Retype the records below exactly as they appear, but leave out any pictures.
>>
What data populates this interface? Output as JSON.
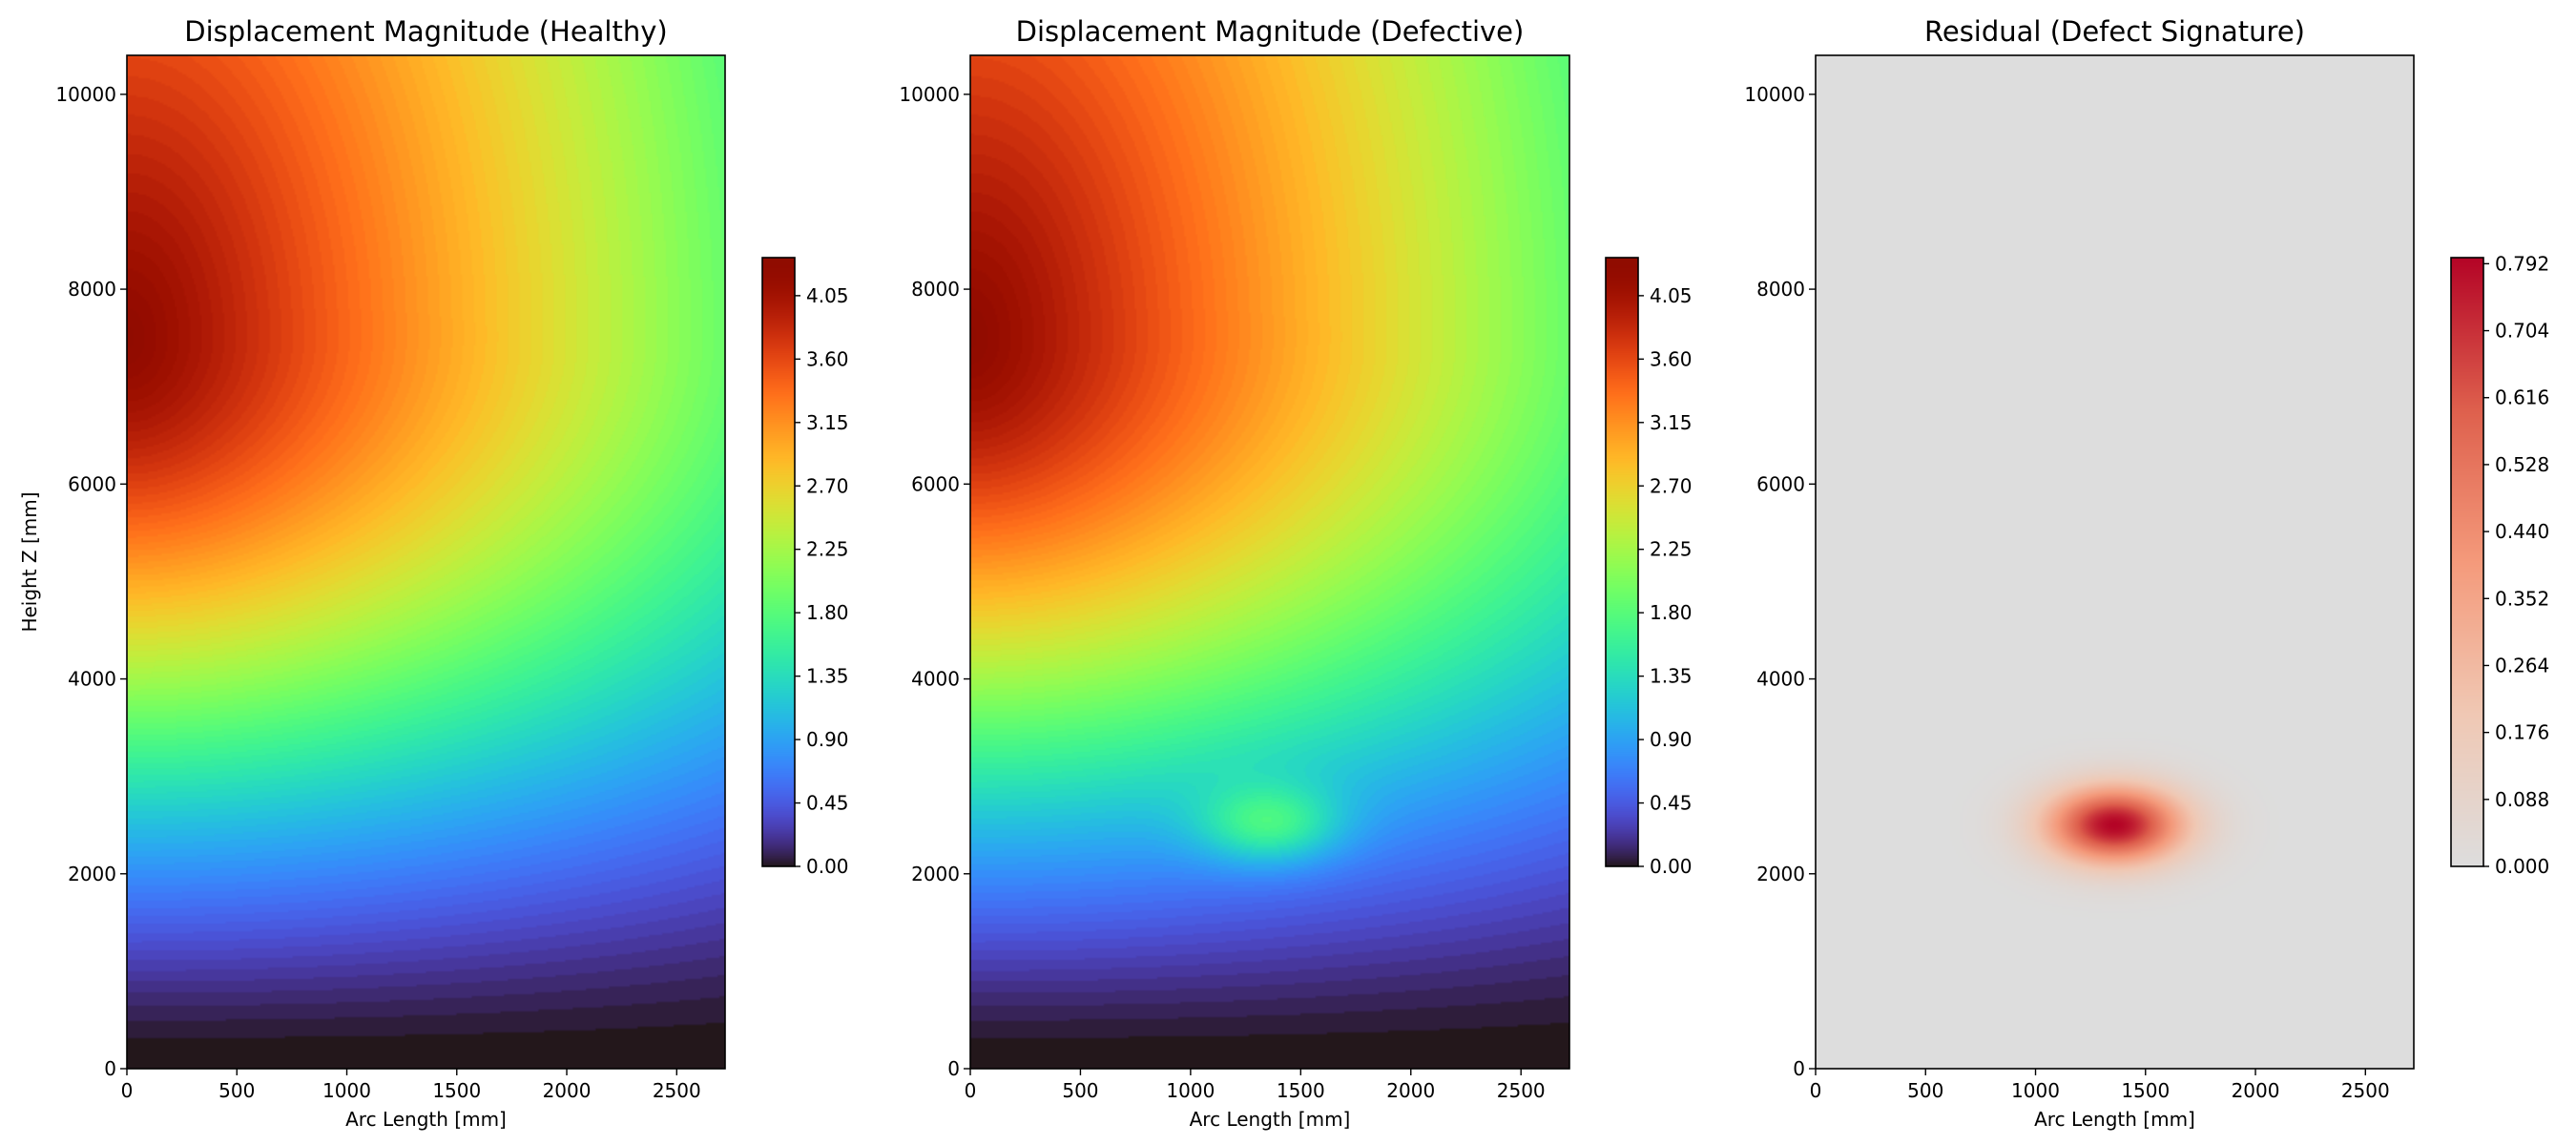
{
  "figure": {
    "background": "#ffffff"
  },
  "chart_data": [
    {
      "type": "heatmap",
      "title": "Displacement Magnitude (Healthy)",
      "xlabel": "Arc Length [mm]",
      "ylabel": "Height Z [mm]",
      "xlim": [
        0,
        2720
      ],
      "ylim": [
        0,
        10400
      ],
      "xticks": [
        0,
        500,
        1000,
        1500,
        2000,
        2500
      ],
      "yticks": [
        0,
        2000,
        4000,
        6000,
        8000,
        10000
      ],
      "colormap": "turbo",
      "field": {
        "peak_value": 4.3,
        "peak_location": [
          0,
          7500
        ],
        "value_at_top_right": 2.1,
        "value_at_bottom": 0.0,
        "defect": null
      },
      "colorbar": {
        "range": [
          0,
          4.32
        ],
        "ticks": [
          "0.00",
          "0.45",
          "0.90",
          "1.35",
          "1.80",
          "2.25",
          "2.70",
          "3.15",
          "3.60",
          "4.05"
        ]
      }
    },
    {
      "type": "heatmap",
      "title": "Displacement Magnitude (Defective)",
      "xlabel": "Arc Length [mm]",
      "ylabel": "",
      "xlim": [
        0,
        2720
      ],
      "ylim": [
        0,
        10400
      ],
      "xticks": [
        0,
        500,
        1000,
        1500,
        2000,
        2500
      ],
      "yticks": [
        0,
        2000,
        4000,
        6000,
        8000,
        10000
      ],
      "colormap": "turbo",
      "field": {
        "peak_value": 4.3,
        "peak_location": [
          0,
          7500
        ],
        "value_at_top_right": 2.1,
        "value_at_bottom": 0.0,
        "defect": {
          "center": [
            1360,
            2500
          ],
          "amplitude": 0.8,
          "sigma_x": 220,
          "sigma_z": 280
        }
      },
      "colorbar": {
        "range": [
          0,
          4.32
        ],
        "ticks": [
          "0.00",
          "0.45",
          "0.90",
          "1.35",
          "1.80",
          "2.25",
          "2.70",
          "3.15",
          "3.60",
          "4.05"
        ]
      }
    },
    {
      "type": "heatmap",
      "title": "Residual (Defect Signature)",
      "xlabel": "Arc Length [mm]",
      "ylabel": "",
      "xlim": [
        0,
        2720
      ],
      "ylim": [
        0,
        10400
      ],
      "xticks": [
        0,
        500,
        1000,
        1500,
        2000,
        2500
      ],
      "yticks": [
        0,
        2000,
        4000,
        6000,
        8000,
        10000
      ],
      "colormap": "coolwarm-upper",
      "field": {
        "peak_value": 0.8,
        "peak_location": [
          1360,
          2500
        ],
        "defect": {
          "center": [
            1360,
            2500
          ],
          "amplitude": 0.8,
          "sigma_x": 220,
          "sigma_z": 280
        }
      },
      "colorbar": {
        "range": [
          0,
          0.8
        ],
        "ticks": [
          "0.000",
          "0.088",
          "0.176",
          "0.264",
          "0.352",
          "0.440",
          "0.528",
          "0.616",
          "0.704",
          "0.792"
        ]
      }
    }
  ]
}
<<
Solution for this exercise ::
What data populates this interface? Output as JSON.
{
  "figure": {
    "background": "#ffffff"
  },
  "chart_data": [
    {
      "type": "heatmap",
      "title": "Displacement Magnitude (Healthy)",
      "xlabel": "Arc Length [mm]",
      "ylabel": "Height Z [mm]",
      "xlim": [
        0,
        2720
      ],
      "ylim": [
        0,
        10400
      ],
      "xticks": [
        0,
        500,
        1000,
        1500,
        2000,
        2500
      ],
      "yticks": [
        0,
        2000,
        4000,
        6000,
        8000,
        10000
      ],
      "colormap": "turbo",
      "field": {
        "peak_value": 4.3,
        "peak_location": [
          0,
          7500
        ],
        "value_at_top_right": 2.1,
        "value_at_bottom": 0.0,
        "defect": null
      },
      "colorbar": {
        "range": [
          0,
          4.32
        ],
        "ticks": [
          "0.00",
          "0.45",
          "0.90",
          "1.35",
          "1.80",
          "2.25",
          "2.70",
          "3.15",
          "3.60",
          "4.05"
        ]
      }
    },
    {
      "type": "heatmap",
      "title": "Displacement Magnitude (Defective)",
      "xlabel": "Arc Length [mm]",
      "ylabel": "",
      "xlim": [
        0,
        2720
      ],
      "ylim": [
        0,
        10400
      ],
      "xticks": [
        0,
        500,
        1000,
        1500,
        2000,
        2500
      ],
      "yticks": [
        0,
        2000,
        4000,
        6000,
        8000,
        10000
      ],
      "colormap": "turbo",
      "field": {
        "peak_value": 4.3,
        "peak_location": [
          0,
          7500
        ],
        "value_at_top_right": 2.1,
        "value_at_bottom": 0.0,
        "defect": {
          "center": [
            1360,
            2500
          ],
          "amplitude": 0.8,
          "sigma_x": 220,
          "sigma_z": 280
        }
      },
      "colorbar": {
        "range": [
          0,
          4.32
        ],
        "ticks": [
          "0.00",
          "0.45",
          "0.90",
          "1.35",
          "1.80",
          "2.25",
          "2.70",
          "3.15",
          "3.60",
          "4.05"
        ]
      }
    },
    {
      "type": "heatmap",
      "title": "Residual (Defect Signature)",
      "xlabel": "Arc Length [mm]",
      "ylabel": "",
      "xlim": [
        0,
        2720
      ],
      "ylim": [
        0,
        10400
      ],
      "xticks": [
        0,
        500,
        1000,
        1500,
        2000,
        2500
      ],
      "yticks": [
        0,
        2000,
        4000,
        6000,
        8000,
        10000
      ],
      "colormap": "coolwarm-upper",
      "field": {
        "peak_value": 0.8,
        "peak_location": [
          1360,
          2500
        ],
        "defect": {
          "center": [
            1360,
            2500
          ],
          "amplitude": 0.8,
          "sigma_x": 220,
          "sigma_z": 280
        }
      },
      "colorbar": {
        "range": [
          0,
          0.8
        ],
        "ticks": [
          "0.000",
          "0.088",
          "0.176",
          "0.264",
          "0.352",
          "0.440",
          "0.528",
          "0.616",
          "0.704",
          "0.792"
        ]
      }
    }
  ]
}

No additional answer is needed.